Reproduce the listing below without changes, except that pictures are left out.
-- begin SUPPLIED INFORMATION --
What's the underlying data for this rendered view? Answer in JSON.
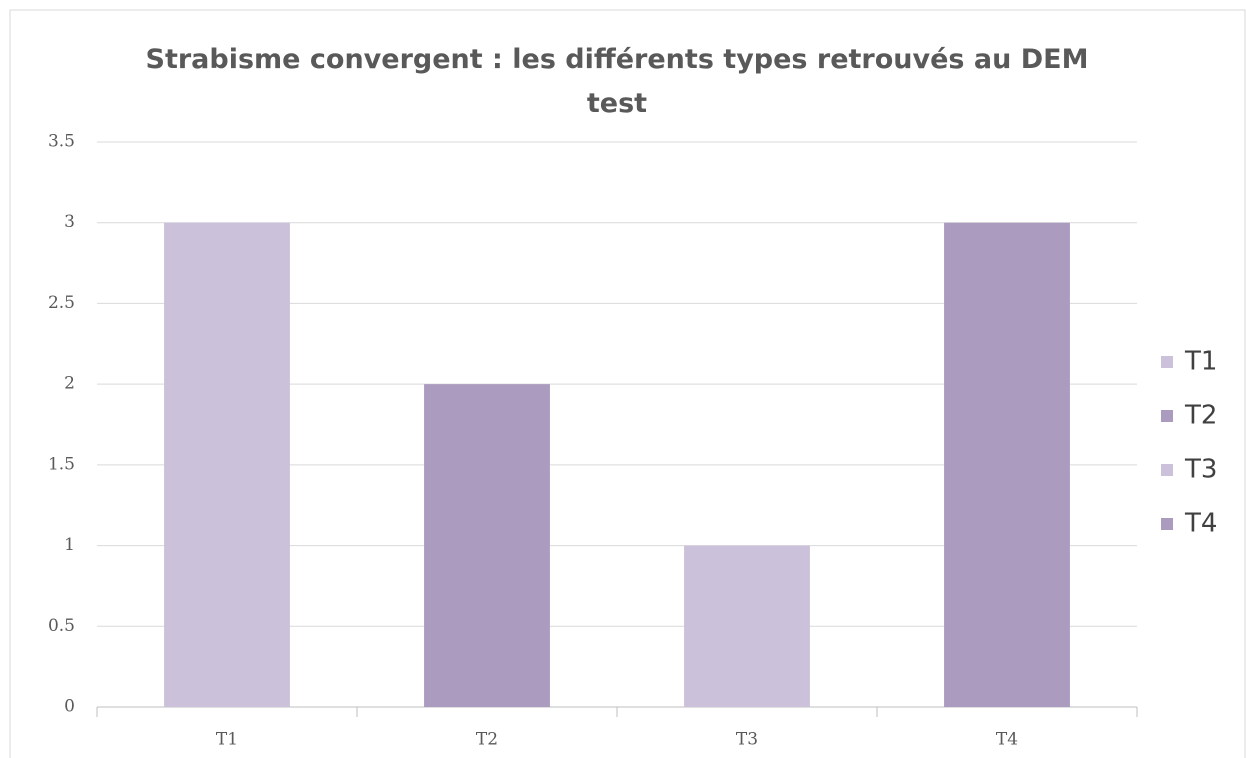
{
  "chart_data": {
    "type": "bar",
    "title": "Strabisme convergent : les différents types retrouvés au DEM test",
    "categories": [
      "T1",
      "T2",
      "T3",
      "T4"
    ],
    "values": [
      3,
      2,
      1,
      3
    ],
    "colors": [
      "#cbc1da",
      "#aa9bbf",
      "#cbc1da",
      "#aa9bbf"
    ],
    "ylim": [
      0,
      3.5
    ],
    "yticks": [
      0,
      0.5,
      1,
      1.5,
      2,
      2.5,
      3,
      3.5
    ],
    "grid": true,
    "legend": "right"
  }
}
-- end SUPPLIED INFORMATION --
§ **THE RESULT**
What's the underlying data for this rendered view? Answer in JSON.
{
  "chart_data": {
    "type": "bar",
    "title": "Strabisme convergent : les différents types retrouvés au DEM test",
    "categories": [
      "T1",
      "T2",
      "T3",
      "T4"
    ],
    "values": [
      3,
      2,
      1,
      3
    ],
    "colors": [
      "#cbc1da",
      "#aa9bbf",
      "#cbc1da",
      "#aa9bbf"
    ],
    "ylim": [
      0,
      3.5
    ],
    "yticks": [
      0,
      0.5,
      1,
      1.5,
      2,
      2.5,
      3,
      3.5
    ],
    "grid": true,
    "legend": "right"
  }
}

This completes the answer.